» **TASK REQUIREMENTS**:
Select the lines of the records containing the word "outline" and list them.

/---

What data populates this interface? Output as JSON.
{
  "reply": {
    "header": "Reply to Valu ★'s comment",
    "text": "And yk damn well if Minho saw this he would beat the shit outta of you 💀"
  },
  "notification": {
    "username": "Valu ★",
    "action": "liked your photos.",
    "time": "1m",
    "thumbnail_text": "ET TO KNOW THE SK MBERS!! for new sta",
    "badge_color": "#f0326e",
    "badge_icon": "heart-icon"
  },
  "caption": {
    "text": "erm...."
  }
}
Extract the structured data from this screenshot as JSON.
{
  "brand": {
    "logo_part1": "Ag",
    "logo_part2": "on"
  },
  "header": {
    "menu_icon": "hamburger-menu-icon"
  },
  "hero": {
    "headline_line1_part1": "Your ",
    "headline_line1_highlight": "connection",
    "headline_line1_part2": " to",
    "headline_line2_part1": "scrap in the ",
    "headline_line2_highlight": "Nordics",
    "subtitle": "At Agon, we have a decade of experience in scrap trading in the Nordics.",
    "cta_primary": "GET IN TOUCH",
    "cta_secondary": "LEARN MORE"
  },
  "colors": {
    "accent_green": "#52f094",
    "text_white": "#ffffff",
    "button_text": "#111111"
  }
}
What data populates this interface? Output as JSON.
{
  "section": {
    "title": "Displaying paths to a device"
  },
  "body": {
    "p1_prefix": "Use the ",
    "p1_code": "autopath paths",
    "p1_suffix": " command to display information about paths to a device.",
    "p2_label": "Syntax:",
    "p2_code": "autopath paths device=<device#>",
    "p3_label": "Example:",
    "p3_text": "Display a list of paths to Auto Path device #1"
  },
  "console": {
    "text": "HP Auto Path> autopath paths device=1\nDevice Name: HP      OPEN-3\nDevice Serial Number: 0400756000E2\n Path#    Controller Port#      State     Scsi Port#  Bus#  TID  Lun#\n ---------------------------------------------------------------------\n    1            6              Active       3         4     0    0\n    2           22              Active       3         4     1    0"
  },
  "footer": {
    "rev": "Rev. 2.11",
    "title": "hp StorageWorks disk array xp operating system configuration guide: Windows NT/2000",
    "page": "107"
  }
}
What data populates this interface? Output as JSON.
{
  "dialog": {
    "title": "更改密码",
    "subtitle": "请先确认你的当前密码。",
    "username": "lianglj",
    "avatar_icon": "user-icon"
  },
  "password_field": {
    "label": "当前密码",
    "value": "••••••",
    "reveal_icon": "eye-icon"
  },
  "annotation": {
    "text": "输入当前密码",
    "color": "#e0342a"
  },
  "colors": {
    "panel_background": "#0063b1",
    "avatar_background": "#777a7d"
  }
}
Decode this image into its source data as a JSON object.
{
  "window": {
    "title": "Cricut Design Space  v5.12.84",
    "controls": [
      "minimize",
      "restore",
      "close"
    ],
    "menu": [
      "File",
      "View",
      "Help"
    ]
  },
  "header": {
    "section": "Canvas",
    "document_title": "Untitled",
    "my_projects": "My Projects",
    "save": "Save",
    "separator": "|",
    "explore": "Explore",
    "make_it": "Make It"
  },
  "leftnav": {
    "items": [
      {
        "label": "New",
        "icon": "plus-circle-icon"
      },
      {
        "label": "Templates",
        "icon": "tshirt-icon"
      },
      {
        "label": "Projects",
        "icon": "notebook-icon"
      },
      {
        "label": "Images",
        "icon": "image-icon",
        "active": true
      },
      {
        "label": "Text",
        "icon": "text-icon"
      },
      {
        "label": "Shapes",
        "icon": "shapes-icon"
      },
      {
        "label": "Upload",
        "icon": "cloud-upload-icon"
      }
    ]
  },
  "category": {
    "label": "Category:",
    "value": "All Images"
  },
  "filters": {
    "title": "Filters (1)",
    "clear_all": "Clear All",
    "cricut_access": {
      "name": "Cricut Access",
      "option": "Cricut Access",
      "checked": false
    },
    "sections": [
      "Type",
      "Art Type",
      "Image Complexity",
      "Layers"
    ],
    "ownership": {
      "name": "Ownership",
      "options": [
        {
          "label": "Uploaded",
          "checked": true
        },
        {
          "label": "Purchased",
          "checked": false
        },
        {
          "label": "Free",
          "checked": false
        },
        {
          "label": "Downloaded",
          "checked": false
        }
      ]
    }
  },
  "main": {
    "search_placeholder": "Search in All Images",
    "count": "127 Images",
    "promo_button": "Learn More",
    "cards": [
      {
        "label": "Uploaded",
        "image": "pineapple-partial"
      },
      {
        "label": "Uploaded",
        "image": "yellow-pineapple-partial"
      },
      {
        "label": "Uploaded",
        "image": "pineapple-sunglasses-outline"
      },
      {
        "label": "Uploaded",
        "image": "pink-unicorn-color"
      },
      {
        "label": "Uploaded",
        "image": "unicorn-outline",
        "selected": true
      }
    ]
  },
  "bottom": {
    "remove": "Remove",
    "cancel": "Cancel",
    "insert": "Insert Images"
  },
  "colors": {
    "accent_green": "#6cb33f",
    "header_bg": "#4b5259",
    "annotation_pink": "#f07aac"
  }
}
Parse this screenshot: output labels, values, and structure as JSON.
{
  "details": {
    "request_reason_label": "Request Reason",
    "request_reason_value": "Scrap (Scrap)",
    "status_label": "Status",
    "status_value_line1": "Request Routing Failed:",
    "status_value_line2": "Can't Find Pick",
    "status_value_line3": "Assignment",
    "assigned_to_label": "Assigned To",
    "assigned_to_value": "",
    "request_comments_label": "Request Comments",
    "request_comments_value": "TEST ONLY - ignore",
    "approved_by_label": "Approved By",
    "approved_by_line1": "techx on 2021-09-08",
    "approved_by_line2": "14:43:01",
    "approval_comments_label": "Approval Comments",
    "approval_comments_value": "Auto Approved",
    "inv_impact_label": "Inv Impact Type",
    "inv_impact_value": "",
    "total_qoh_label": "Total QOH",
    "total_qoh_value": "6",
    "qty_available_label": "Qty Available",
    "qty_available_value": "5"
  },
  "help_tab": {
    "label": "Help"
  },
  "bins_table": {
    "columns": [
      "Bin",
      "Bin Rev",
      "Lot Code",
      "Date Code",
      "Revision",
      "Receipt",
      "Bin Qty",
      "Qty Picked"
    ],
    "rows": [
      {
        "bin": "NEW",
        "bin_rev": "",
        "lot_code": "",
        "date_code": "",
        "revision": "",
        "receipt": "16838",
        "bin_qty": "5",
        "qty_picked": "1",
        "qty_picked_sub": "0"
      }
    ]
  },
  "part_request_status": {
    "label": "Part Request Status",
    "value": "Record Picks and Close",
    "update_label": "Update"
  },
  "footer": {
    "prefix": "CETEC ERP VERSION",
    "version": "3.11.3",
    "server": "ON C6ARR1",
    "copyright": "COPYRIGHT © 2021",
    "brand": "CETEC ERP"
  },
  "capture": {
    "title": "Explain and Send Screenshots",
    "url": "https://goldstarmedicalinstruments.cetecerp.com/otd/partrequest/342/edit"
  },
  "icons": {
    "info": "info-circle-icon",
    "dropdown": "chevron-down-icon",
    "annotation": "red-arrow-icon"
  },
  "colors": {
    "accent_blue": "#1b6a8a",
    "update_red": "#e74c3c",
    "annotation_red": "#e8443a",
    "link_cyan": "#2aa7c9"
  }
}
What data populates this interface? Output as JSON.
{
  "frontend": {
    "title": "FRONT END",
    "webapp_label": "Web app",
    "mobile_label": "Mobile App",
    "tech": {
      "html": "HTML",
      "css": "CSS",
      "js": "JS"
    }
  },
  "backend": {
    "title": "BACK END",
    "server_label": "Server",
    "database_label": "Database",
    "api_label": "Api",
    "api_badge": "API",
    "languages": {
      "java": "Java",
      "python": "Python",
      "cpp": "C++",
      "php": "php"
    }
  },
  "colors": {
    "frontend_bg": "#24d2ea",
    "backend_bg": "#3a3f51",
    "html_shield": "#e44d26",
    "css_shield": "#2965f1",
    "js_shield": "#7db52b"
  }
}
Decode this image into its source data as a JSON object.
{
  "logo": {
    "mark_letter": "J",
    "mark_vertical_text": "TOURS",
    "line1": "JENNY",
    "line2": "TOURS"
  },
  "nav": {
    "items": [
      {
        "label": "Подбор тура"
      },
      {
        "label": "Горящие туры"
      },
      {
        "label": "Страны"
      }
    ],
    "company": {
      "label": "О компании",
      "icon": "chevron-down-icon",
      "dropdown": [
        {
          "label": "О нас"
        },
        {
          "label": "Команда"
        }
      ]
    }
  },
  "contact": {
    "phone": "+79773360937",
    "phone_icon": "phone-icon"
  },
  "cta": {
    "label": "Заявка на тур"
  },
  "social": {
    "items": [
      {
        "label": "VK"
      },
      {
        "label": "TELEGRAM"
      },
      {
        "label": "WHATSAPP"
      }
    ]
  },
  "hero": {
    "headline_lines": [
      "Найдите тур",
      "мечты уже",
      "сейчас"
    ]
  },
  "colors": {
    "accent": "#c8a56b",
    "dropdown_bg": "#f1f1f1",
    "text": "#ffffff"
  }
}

\---

» **IN RESPONSE**:
        "image": "pineapple-sunglasses-outline"
        "image": "unicorn-outline",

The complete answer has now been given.